━━ Passage to read ━━

Iran Sends Some Animals, And Some Ambitions, Into Space

In what seemed intended as a display of technological advance, Iran said on Wednesday that it had fired a rocket into space carrying living organisms — a rat, two turtles and worms, according to the state-run Press TV.

PARIS — In what seemed intended as a display of technological advance, Iran said on Wednesday that it had fired a rocket into space carrying living organisms — a rat, two turtles and worms, according to the state-run Press TV.

The test involved a rocket described as the Kavoshgar-3, which is capable of carrying satellites. Iran’s missile program has prompted worries among Western analysts that it is working on a weapons delivery system with broad regional consequences. In December, Iran said it test-fired an improved version of its most advanced missile, the Sejil-2, capable of reaching Israel and parts of Europe.

The Wednesday launching came a day after the Iranian president, Mahmoud Ahmadinejad, suggested that his country would support an agreement to export low-enriched nuclear fuel, a deal put forth by the United States and other Western countries that seeks to head off a crisis over Iran’s nuclear program.

Mr. Ahmadinejad’s comments, which were reported by Press TV, appeared to contradict Iran’s rejection of the deal a few weeks ago, extending a series of ever-shifting public statements by Iran on the proposal. Diplomatic officials greeted Mr. Ahmadinejad’s remarks with skepticism.

Earlier, officials in Washington said the Obama administration was accelerating the deployment of new defenses against possible Iranian missile attacks in the Persian Gulf, placing special ships off the Iranian coast and antimissile systems in at least four Arab countries.

Press TV said Wednesday that the Kavoshgar, or Explorer, was the third of its type to be launched since February 2008 and was carrying an experimental capsule to transfer telemetric data, live pictures and other information to Earth. The model launched Wednesday was described as an updated version of the earlier rockets.

State television broadcast what it said were images of the Kavoshgar-3 hurtling from a desert launching pad, leaving a thick vapor trail. Before the launching, officials were shown putting what looked like living organisms inside a capsule placed in the rocket.

The Iranian Aerospace Organization said live video transmission from the latest launching would “enable further studies on the biological capsule” that was carrying the rat, turtles and worms, Press TV reported.

Also on Wednesday, Iran unveiled another satellite carrier, Simorgh-3, and three new domestically built satellites.

After months of unsuccessful diplomatic overtures, the Obama administration is seeking broad international support for sanctions against the Iranian Revolutionary Guards Corps, which Western nations say controls a covert nuclear arms program. Tehran says its nuclear program is for peaceful purposes only.

President Obama, in his State of the Union address, warned of “consequences” if Iran continued to defy United Nations demands to stop manufacturing nuclear fuel. Last Friday, Secretary of State Hillary Rodham Clinton publicly warned China that its opposition to sanctions against Iran was shortsighted.

━━━

**Description of the task:** List every person named in the article about Iran's space launch. Rely only on the article when answering.

━━ Data listing ━━

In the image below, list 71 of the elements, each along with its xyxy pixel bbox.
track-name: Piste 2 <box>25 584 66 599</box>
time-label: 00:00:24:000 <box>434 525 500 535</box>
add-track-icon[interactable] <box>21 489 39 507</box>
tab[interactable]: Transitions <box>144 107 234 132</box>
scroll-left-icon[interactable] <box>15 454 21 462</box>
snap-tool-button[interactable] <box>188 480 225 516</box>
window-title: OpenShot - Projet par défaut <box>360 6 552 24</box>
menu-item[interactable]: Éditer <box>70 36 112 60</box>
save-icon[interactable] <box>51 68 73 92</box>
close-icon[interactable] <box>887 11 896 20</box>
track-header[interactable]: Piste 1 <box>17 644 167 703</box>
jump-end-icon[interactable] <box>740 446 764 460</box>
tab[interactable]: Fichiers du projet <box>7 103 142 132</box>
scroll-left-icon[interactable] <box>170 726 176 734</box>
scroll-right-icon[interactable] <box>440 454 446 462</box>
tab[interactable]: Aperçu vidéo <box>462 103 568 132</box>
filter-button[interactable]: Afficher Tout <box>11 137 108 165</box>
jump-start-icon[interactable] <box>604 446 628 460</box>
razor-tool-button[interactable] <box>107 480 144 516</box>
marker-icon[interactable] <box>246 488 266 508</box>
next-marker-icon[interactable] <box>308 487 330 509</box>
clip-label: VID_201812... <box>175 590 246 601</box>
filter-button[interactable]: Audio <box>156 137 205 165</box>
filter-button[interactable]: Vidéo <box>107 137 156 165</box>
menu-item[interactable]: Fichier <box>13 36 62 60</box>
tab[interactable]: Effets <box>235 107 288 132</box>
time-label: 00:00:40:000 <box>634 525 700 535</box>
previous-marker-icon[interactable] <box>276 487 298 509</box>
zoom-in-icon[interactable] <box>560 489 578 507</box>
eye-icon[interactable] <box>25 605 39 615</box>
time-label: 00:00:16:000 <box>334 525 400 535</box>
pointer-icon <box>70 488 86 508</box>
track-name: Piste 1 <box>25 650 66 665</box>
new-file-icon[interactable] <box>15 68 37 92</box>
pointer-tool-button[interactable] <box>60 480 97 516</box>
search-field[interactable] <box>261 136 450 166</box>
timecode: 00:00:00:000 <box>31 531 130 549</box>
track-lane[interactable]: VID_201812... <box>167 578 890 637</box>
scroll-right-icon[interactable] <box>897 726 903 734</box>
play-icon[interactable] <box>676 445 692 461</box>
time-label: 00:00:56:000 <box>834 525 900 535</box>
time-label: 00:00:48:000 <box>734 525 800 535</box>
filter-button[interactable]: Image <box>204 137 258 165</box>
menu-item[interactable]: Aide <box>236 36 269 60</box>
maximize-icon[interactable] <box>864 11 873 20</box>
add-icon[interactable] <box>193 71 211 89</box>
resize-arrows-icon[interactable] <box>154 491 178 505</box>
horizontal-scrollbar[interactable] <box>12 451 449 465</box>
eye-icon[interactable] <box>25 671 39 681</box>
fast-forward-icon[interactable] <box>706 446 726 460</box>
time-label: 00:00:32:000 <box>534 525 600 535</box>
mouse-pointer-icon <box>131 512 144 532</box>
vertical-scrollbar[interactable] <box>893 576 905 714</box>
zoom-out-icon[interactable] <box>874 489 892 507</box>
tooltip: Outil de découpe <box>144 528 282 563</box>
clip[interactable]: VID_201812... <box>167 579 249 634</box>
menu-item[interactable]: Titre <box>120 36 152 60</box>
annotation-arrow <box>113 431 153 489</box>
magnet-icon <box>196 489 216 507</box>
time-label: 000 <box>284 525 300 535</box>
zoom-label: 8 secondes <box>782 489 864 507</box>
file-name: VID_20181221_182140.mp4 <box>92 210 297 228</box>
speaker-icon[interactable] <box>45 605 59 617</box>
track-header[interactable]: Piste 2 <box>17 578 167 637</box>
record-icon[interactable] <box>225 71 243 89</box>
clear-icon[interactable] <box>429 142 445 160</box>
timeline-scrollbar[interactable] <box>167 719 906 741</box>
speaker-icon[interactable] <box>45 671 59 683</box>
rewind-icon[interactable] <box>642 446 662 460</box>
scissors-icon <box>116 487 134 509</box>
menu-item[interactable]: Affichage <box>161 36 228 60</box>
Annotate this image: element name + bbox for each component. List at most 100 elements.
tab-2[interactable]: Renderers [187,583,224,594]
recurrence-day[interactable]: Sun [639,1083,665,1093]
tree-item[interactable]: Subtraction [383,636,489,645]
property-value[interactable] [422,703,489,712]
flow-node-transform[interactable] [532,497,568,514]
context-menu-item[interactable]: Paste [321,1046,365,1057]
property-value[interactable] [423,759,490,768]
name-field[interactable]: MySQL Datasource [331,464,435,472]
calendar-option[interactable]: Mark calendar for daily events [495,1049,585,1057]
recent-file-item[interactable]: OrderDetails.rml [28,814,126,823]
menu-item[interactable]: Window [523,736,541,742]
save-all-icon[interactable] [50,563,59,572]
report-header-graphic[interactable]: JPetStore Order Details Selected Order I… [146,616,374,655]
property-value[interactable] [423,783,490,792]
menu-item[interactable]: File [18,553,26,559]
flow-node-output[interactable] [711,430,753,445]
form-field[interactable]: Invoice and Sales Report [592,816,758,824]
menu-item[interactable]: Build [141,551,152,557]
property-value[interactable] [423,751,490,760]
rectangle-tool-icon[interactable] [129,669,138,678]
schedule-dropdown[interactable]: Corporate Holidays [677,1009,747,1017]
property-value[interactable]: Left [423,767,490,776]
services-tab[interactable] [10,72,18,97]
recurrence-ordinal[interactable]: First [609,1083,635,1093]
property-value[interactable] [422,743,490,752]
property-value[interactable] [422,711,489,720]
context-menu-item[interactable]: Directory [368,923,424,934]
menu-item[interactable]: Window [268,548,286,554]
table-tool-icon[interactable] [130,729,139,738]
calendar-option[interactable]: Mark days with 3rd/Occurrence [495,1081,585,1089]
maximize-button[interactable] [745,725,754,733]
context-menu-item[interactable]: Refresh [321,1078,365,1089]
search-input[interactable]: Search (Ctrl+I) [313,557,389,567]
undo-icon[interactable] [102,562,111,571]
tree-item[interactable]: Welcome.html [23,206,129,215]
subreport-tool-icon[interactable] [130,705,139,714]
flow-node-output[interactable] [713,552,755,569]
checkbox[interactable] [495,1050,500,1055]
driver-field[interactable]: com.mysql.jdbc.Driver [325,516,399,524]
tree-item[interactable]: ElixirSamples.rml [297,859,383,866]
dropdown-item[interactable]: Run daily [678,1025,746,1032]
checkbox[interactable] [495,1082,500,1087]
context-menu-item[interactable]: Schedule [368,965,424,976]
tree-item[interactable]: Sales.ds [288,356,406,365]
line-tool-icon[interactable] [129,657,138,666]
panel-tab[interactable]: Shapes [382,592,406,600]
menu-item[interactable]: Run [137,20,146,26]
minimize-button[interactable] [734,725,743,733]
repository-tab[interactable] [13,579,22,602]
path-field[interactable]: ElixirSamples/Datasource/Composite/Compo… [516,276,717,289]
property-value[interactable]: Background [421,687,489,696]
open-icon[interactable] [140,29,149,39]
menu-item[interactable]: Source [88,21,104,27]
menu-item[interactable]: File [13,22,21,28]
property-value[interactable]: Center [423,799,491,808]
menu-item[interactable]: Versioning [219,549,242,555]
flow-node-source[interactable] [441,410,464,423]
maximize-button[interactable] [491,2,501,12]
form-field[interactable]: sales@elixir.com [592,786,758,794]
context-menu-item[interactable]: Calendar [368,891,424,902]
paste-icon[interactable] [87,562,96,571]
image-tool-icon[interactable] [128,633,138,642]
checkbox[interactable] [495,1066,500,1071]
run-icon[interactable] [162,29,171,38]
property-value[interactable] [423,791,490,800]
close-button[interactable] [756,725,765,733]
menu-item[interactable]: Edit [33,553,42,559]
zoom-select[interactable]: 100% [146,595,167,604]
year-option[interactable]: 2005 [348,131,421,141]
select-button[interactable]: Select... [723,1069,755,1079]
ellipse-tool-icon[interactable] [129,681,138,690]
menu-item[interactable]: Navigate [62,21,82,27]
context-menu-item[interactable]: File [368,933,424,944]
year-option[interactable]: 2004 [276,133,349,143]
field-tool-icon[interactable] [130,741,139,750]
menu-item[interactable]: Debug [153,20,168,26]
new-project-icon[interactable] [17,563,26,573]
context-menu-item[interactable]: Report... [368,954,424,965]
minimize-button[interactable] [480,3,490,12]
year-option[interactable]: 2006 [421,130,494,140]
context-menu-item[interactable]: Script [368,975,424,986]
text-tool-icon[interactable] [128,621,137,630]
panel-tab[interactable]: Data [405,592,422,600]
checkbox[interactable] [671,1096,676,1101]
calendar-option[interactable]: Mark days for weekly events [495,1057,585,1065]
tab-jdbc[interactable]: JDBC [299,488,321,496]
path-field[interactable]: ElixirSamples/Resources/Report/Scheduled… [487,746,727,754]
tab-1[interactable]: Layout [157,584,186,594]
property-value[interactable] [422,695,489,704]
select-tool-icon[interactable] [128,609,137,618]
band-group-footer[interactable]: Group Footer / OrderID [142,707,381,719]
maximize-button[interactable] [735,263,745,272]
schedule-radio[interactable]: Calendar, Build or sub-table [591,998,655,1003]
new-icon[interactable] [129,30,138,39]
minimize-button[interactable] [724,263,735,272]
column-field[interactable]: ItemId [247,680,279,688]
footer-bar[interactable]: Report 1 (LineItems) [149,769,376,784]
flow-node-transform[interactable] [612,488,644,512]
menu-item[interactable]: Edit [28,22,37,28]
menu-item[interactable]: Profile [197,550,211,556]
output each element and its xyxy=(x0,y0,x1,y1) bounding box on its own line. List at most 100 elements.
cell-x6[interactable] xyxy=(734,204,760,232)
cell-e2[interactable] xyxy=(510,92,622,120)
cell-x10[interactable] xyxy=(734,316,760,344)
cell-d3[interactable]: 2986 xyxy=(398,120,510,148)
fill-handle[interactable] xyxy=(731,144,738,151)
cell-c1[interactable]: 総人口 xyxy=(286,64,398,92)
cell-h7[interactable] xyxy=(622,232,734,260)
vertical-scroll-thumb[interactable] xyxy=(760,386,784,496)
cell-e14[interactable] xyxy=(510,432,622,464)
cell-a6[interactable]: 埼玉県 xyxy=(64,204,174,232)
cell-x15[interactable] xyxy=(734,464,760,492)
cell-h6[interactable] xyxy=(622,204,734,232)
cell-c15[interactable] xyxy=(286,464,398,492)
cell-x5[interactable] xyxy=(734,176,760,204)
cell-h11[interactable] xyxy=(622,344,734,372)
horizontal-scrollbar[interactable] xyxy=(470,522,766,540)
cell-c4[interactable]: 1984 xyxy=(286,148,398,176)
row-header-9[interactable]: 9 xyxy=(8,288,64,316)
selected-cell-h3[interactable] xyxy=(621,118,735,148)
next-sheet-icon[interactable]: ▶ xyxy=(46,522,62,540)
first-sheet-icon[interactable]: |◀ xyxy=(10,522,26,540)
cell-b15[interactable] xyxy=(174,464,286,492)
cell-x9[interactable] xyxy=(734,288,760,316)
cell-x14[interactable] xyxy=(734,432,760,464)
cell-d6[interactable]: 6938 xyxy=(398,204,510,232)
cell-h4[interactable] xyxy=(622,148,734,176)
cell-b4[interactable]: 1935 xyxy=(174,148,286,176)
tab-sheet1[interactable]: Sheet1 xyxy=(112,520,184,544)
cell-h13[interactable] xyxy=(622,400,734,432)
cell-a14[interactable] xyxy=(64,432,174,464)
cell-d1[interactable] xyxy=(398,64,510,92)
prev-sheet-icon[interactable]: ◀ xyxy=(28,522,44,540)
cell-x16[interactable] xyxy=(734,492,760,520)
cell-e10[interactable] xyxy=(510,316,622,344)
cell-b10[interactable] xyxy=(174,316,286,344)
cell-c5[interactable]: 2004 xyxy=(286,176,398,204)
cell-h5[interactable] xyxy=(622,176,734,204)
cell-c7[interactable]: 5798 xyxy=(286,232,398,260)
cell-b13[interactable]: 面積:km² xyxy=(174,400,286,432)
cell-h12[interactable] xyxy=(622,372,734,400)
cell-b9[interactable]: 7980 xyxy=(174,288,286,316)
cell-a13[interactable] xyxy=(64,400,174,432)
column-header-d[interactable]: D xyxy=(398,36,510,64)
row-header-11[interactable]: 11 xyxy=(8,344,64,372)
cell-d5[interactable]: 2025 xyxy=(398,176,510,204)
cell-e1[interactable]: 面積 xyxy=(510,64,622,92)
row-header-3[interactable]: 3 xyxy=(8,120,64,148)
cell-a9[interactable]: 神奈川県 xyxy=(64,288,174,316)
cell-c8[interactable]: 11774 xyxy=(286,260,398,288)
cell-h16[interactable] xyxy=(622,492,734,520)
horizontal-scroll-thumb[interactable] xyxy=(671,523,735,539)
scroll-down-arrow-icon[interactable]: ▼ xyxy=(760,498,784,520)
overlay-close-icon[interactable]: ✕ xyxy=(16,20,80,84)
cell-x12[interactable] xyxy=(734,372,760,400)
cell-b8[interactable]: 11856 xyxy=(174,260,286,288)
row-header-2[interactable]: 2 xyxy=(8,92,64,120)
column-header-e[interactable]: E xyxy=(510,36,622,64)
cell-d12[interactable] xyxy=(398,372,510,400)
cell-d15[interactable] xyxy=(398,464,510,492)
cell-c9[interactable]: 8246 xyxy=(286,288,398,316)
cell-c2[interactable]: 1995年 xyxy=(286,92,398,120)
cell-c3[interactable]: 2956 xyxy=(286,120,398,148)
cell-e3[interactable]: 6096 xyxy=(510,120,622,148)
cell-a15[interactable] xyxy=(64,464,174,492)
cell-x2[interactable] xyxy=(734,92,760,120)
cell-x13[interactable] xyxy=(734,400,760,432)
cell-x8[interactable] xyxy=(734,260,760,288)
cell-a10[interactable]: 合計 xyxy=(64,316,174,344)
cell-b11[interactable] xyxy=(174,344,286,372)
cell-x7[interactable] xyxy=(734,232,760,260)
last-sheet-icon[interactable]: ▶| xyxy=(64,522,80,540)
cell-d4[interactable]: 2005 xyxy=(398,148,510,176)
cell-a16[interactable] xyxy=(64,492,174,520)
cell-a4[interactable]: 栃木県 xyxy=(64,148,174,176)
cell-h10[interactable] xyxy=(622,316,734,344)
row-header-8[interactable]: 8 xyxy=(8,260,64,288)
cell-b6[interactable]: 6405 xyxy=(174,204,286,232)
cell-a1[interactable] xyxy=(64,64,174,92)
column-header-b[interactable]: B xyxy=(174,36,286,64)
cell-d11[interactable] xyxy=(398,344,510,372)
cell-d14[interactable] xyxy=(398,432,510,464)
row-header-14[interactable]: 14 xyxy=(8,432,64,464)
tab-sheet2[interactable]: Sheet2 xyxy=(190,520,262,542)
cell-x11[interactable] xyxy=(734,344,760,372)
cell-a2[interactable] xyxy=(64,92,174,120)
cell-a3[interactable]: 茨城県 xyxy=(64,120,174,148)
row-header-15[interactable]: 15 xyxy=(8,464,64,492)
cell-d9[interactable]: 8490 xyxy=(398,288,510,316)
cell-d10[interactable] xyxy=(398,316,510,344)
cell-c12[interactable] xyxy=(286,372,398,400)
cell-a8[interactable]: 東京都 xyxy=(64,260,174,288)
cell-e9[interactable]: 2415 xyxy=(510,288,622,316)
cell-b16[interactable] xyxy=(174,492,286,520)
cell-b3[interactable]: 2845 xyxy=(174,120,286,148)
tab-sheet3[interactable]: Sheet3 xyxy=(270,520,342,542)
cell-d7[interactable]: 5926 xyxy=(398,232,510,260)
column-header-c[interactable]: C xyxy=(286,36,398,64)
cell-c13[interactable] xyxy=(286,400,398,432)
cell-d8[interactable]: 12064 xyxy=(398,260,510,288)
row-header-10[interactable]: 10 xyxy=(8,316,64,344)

━━━

**Task result:**
- Mahmoud Ahmadinejad
- President Obama
- Hillary Rodham Clinton